## Start Page extract

PROTECTIONS FOR SAME-SEX SPOUSES
In 2013, the U.S. Supreme Court ruled that the federal Defense of Marriage Act’s (DOMA) ban on federal recognition of same-sex marriages was unconstitutional. Due to the Supreme Court’s DOMA decision, eligible employees in same-sex marriages are entitled to take FMLA leave to care for their spouses or family members. Eligible employees may take:
- Leave to care for their same-sex spouse with a serious health condition;
- Qualifying exigency leave due to their same-sex spouse’s covered military service; or
- Military caregiver leave for their same-sex spouse.
In August 2013, the DOL issued Fact Sheet #28F to clarify the scope of an employer’s obligation to make FMLA available to same-sex spouses. This fact sheet provided that, under the FMLA, the term “spouse” includes a same-sex spouse if the marriage is recognized under the laws of the state in which the employee resides.

## End Page extract

• Parts of the exercise:
a: From the passage on protections for same-sex spouses, list each type of FMLA leave that eligible employees may take for a same-sex spouse.
b: Write the next portion of the passage on protections for same-sex spouses, starting after its final sentence.

## Start Data segment

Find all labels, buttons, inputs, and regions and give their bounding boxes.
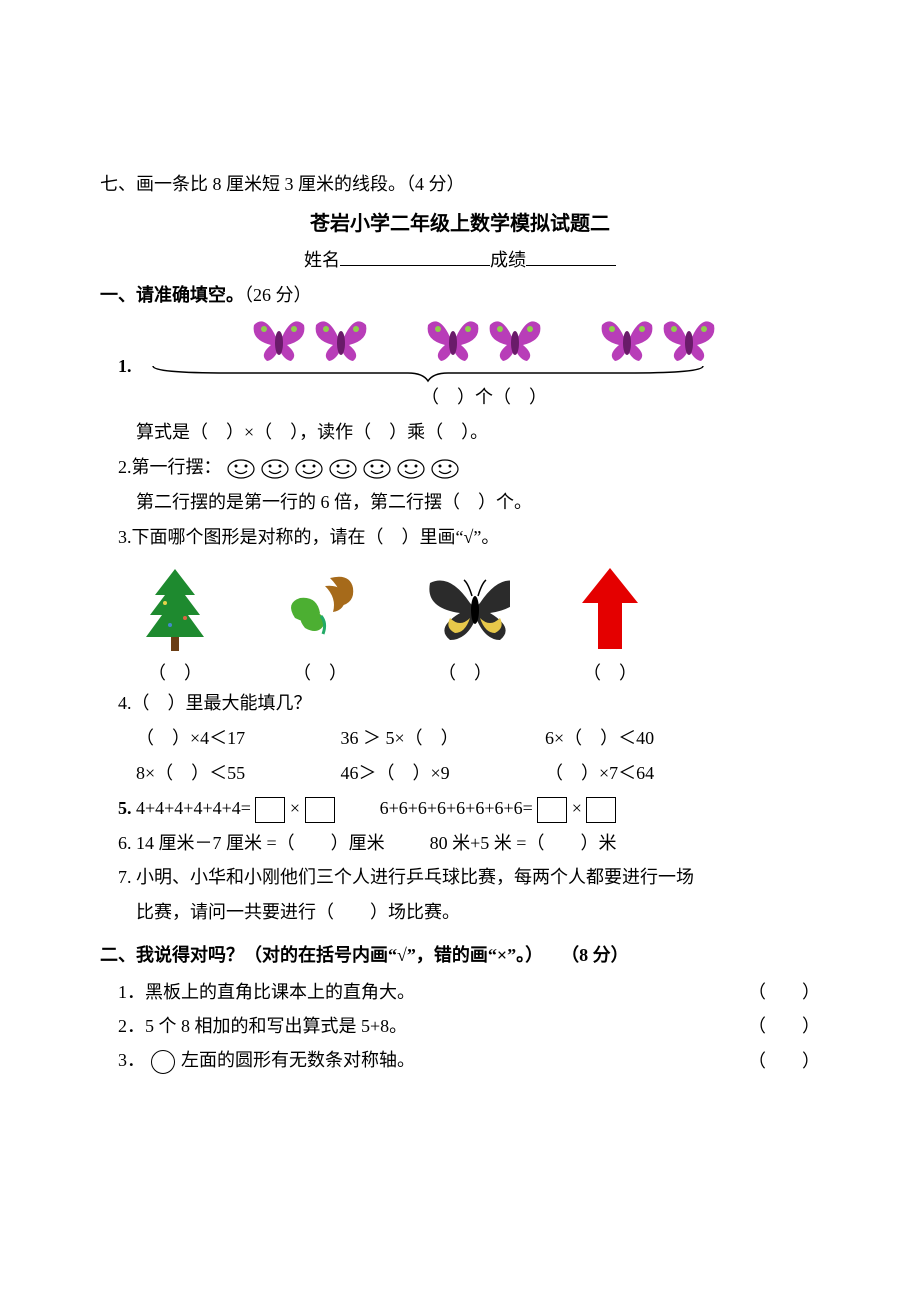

## End Data segment

• Responses by task:
a:
- Leave to care for their same-sex spouse with a serious health condition
- Qualifying exigency leave due to their same-sex spouse's covered military service
- Military caregiver leave for their same-sex spouse

b:
On Feb. 25, 2015, the DOL issued a final rule that expands the FMLA protections for same-sex spouses. Under final rule, eligible employees in legal same-sex marriages will be able to take FMLA leave in order to care for their spouses or family members, regardless of where they live. The final rule becomes effective on March 27, 2015.
The final rule expands the basis for an employee to take leave to care for a child of a same-sex spouse. Under the final rule, eligible employees are entitled to take FMLA leave to care for their stepchild (the child of the employee’s same-sex spouse) even if the in loco parentis requirement of providing day-to-day care or financial support for the child is not met. The final rule also entitles an eligible employee to take FMLA leave to care for a stepparent who is the same-sex spouse of the employee’s parent, regardless of whether the stepparent ever stood in loco parentis to the employee.